## Exercise instructions
Make an exact copy of the lines, leaving the pictures out.

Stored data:
* Begin *

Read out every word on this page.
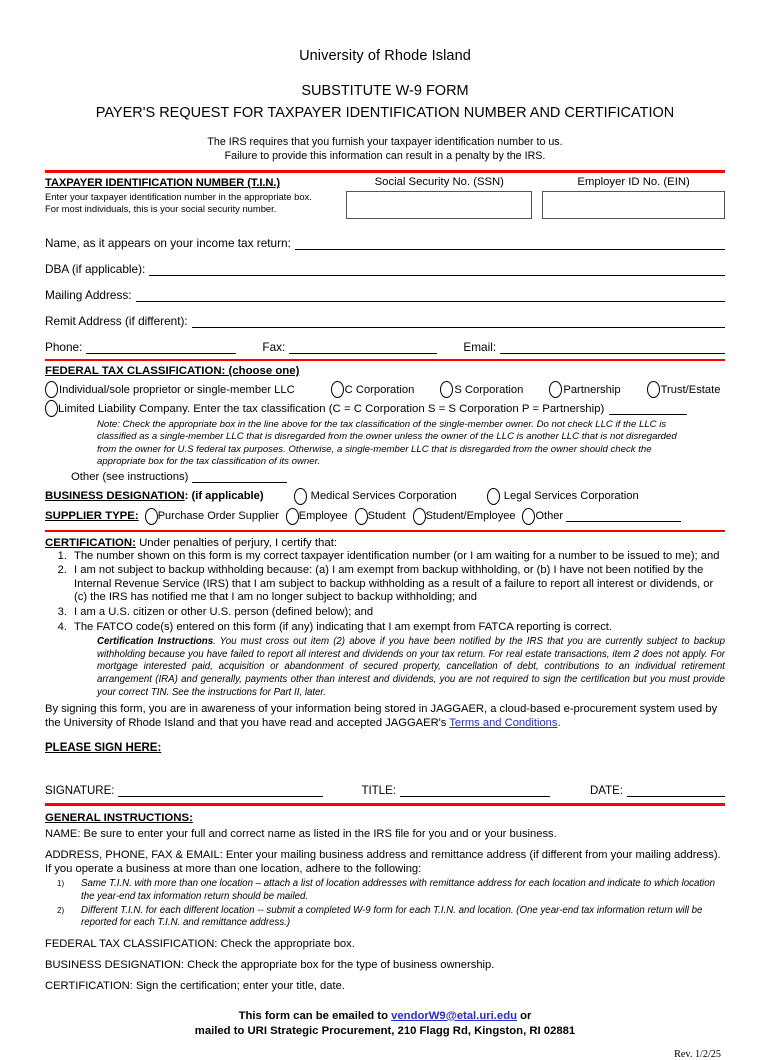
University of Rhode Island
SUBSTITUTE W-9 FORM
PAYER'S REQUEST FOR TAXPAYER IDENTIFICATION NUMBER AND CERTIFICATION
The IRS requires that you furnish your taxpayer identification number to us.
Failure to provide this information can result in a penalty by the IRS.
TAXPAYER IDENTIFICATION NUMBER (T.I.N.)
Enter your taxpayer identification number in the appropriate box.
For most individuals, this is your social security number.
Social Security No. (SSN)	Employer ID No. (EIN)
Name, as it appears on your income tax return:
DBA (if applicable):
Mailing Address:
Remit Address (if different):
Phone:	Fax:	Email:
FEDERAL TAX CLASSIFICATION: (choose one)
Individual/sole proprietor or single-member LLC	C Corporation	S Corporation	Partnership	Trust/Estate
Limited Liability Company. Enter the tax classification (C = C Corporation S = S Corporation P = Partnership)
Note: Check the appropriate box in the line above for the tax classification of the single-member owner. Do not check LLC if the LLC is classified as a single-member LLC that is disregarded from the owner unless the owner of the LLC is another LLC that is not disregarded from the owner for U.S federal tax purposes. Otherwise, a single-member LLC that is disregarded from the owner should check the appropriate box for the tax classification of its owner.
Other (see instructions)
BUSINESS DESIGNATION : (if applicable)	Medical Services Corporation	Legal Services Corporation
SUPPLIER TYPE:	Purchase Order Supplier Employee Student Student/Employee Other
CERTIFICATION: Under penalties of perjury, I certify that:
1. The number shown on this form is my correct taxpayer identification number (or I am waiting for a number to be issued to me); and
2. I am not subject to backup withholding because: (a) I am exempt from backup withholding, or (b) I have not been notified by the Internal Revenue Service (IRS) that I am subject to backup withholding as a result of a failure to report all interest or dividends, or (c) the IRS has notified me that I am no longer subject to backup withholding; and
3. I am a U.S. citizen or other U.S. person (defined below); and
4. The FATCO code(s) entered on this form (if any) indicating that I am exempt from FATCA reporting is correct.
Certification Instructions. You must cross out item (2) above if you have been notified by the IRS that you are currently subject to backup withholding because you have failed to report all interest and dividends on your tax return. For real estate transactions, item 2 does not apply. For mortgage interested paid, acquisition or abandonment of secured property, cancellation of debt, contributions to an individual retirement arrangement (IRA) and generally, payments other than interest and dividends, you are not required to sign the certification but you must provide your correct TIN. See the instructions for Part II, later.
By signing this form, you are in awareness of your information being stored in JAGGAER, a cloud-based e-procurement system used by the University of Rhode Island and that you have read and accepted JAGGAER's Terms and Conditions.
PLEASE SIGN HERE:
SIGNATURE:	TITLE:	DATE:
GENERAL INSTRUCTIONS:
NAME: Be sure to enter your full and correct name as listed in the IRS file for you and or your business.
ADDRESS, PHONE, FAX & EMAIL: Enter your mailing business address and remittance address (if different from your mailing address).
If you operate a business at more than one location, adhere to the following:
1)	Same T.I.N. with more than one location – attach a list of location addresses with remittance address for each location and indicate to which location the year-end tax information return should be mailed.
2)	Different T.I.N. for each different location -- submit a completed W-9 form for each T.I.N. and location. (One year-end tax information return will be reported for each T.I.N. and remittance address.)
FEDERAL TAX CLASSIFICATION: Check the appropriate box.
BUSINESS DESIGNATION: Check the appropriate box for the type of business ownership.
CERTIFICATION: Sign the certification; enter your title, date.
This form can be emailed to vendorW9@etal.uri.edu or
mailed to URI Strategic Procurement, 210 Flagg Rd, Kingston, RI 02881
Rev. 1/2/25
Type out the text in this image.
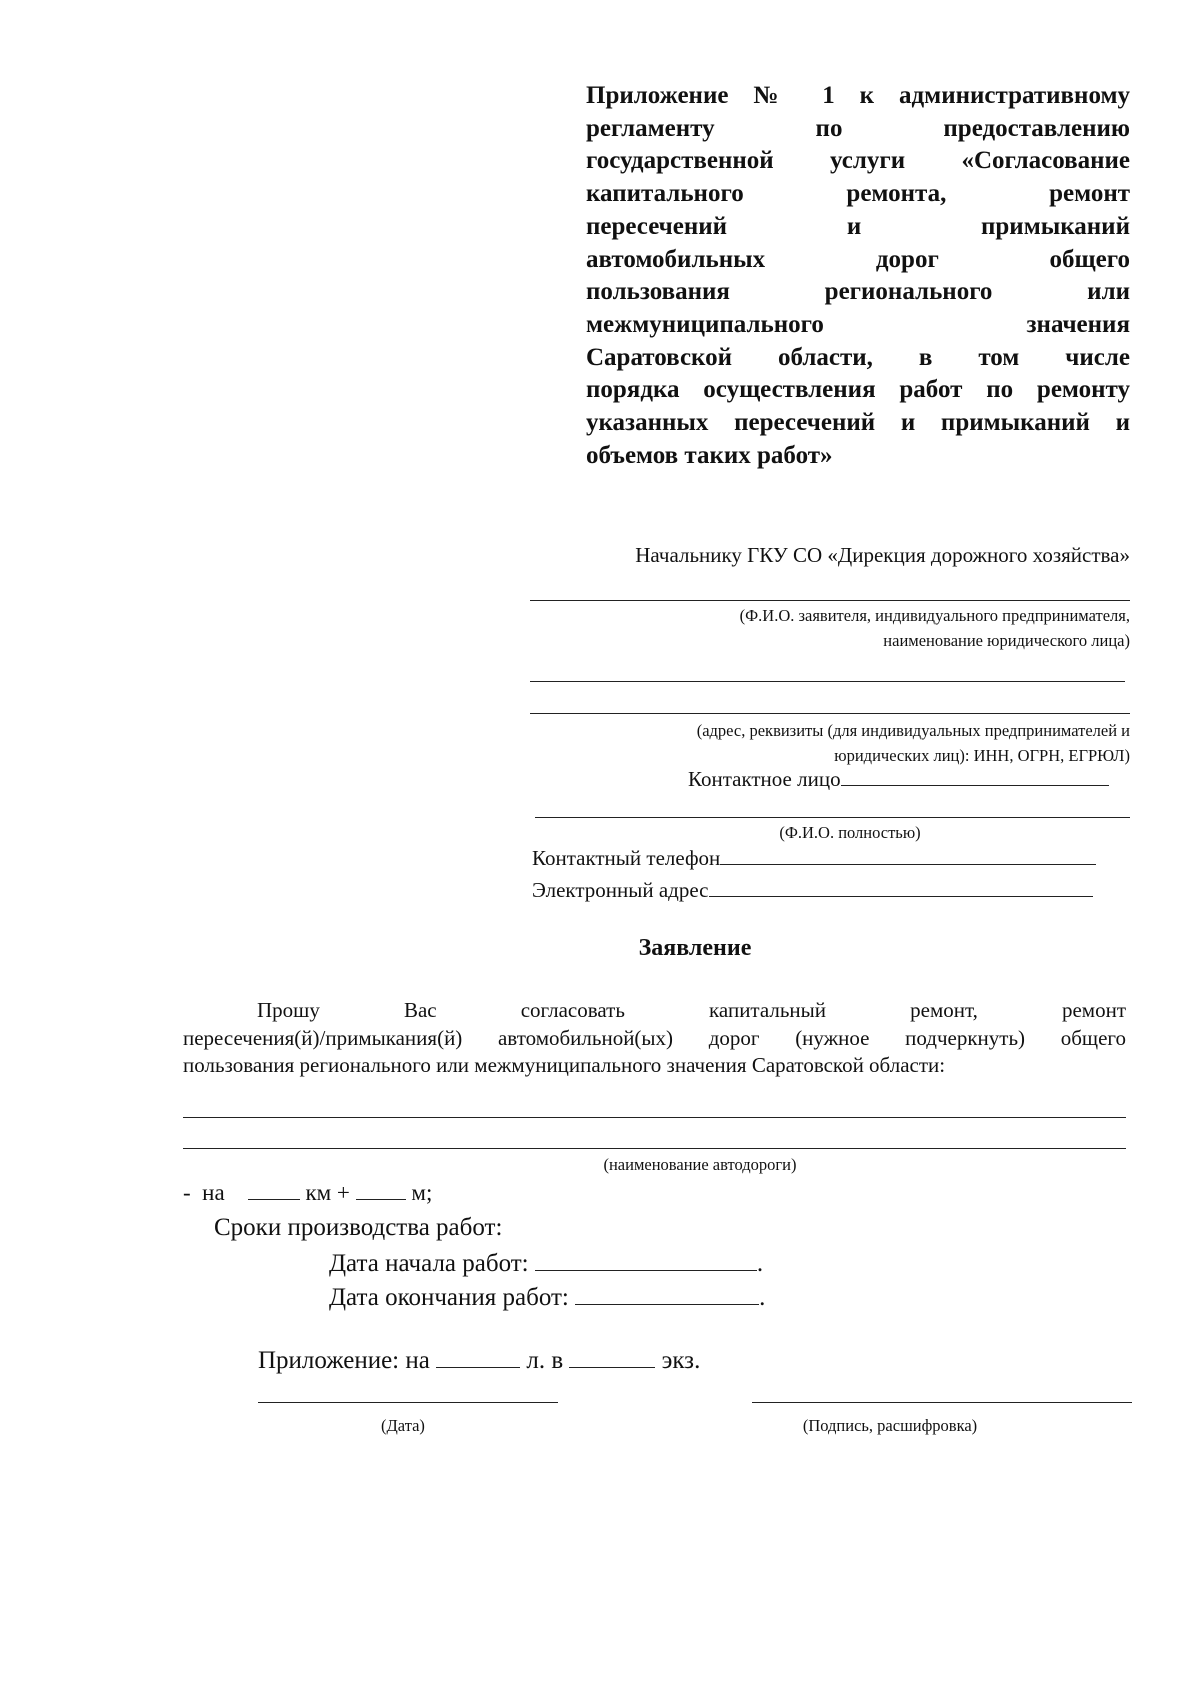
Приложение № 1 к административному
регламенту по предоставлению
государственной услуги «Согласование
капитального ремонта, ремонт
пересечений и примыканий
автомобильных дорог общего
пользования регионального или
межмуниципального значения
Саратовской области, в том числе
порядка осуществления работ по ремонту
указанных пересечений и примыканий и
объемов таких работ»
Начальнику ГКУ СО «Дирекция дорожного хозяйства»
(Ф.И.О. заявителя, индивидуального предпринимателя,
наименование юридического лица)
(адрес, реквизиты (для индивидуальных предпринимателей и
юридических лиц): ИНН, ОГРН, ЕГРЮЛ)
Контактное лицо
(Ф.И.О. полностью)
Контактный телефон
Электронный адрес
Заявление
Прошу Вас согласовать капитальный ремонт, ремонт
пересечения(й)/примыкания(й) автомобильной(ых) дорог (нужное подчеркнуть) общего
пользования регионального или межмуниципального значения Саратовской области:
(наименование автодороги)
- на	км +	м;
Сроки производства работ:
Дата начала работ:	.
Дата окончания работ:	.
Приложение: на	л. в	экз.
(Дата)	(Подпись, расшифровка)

* End *

## Final result
Read out every word on this page.
University of Rhode Island
SUBSTITUTE W-9 FORM
PAYER'S REQUEST FOR TAXPAYER IDENTIFICATION NUMBER AND CERTIFICATION
The IRS requires that you furnish your taxpayer identification number to us.
Failure to provide this information can result in a penalty by the IRS.
TAXPAYER IDENTIFICATION NUMBER (T.I.N.)
Enter your taxpayer identification number in the appropriate box.
For most individuals, this is your social security number.
Social Security No. (SSN)	Employer ID No. (EIN)
Name, as it appears on your income tax return:
DBA (if applicable):
Mailing Address:
Remit Address (if different):
Phone:	Fax:	Email:
FEDERAL TAX CLASSIFICATION: (choose one)
Individual/sole proprietor or single-member LLC	C Corporation	S Corporation	Partnership	Trust/Estate
Limited Liability Company. Enter the tax classification (C = C Corporation S = S Corporation P = Partnership)
Note: Check the appropriate box in the line above for the tax classification of the single-member owner. Do not check LLC if the LLC is classified as a single-member LLC that is disregarded from the owner unless the owner of the LLC is another LLC that is not disregarded from the owner for U.S federal tax purposes. Otherwise, a single-member LLC that is disregarded from the owner should check the appropriate box for the tax classification of its owner.
Other (see instructions)
BUSINESS DESIGNATION : (if applicable)	Medical Services Corporation	Legal Services Corporation
SUPPLIER TYPE:	Purchase Order Supplier Employee Student Student/Employee Other
CERTIFICATION: Under penalties of perjury, I certify that:
1. The number shown on this form is my correct taxpayer identification number (or I am waiting for a number to be issued to me); and
2. I am not subject to backup withholding because: (a) I am exempt from backup withholding, or (b) I have not been notified by the Internal Revenue Service (IRS) that I am subject to backup withholding as a result of a failure to report all interest or dividends, or (c) the IRS has notified me that I am no longer subject to backup withholding; and
3. I am a U.S. citizen or other U.S. person (defined below); and
4. The FATCO code(s) entered on this form (if any) indicating that I am exempt from FATCA reporting is correct.
Certification Instructions. You must cross out item (2) above if you have been notified by the IRS that you are currently subject to backup withholding because you have failed to report all interest and dividends on your tax return. For real estate transactions, item 2 does not apply. For mortgage interested paid, acquisition or abandonment of secured property, cancellation of debt, contributions to an individual retirement arrangement (IRA) and generally, payments other than interest and dividends, you are not required to sign the certification but you must provide your correct TIN. See the instructions for Part II, later.
By signing this form, you are in awareness of your information being stored in JAGGAER, a cloud-based e-procurement system used by the University of Rhode Island and that you have read and accepted JAGGAER's Terms and Conditions.
PLEASE SIGN HERE:
SIGNATURE:	TITLE:	DATE:
GENERAL INSTRUCTIONS:
NAME: Be sure to enter your full and correct name as listed in the IRS file for you and or your business.
ADDRESS, PHONE, FAX & EMAIL: Enter your mailing business address and remittance address (if different from your mailing address).
If you operate a business at more than one location, adhere to the following:
1)	Same T.I.N. with more than one location – attach a list of location addresses with remittance address for each location and indicate to which location the year-end tax information return should be mailed.
2)	Different T.I.N. for each different location -- submit a completed W-9 form for each T.I.N. and location. (One year-end tax information return will be reported for each T.I.N. and remittance address.)
FEDERAL TAX CLASSIFICATION: Check the appropriate box.
BUSINESS DESIGNATION: Check the appropriate box for the type of business ownership.
CERTIFICATION: Sign the certification; enter your title, date.
This form can be emailed to vendorW9@etal.uri.edu or
mailed to URI Strategic Procurement, 210 Flagg Rd, Kingston, RI 02881
Rev. 1/2/25
Type out the text in this image.
Приложение № 1 к административному
регламенту по предоставлению
государственной услуги «Согласование
капитального ремонта, ремонт
пересечений и примыканий
автомобильных дорог общего
пользования регионального или
межмуниципального значения
Саратовской области, в том числе
порядка осуществления работ по ремонту
указанных пересечений и примыканий и
объемов таких работ»
Начальнику ГКУ СО «Дирекция дорожного хозяйства»
(Ф.И.О. заявителя, индивидуального предпринимателя,
наименование юридического лица)
(адрес, реквизиты (для индивидуальных предпринимателей и
юридических лиц): ИНН, ОГРН, ЕГРЮЛ)
Контактное лицо
(Ф.И.О. полностью)
Контактный телефон
Электронный адрес
Заявление
Прошу Вас согласовать капитальный ремонт, ремонт
пересечения(й)/примыкания(й) автомобильной(ых) дорог (нужное подчеркнуть) общего
пользования регионального или межмуниципального значения Саратовской области:
(наименование автодороги)
- на	км +	м;
Сроки производства работ:
Дата начала работ:	.
Дата окончания работ:	.
Приложение: на	л. в	экз.
(Дата)	(Подпись, расшифровка)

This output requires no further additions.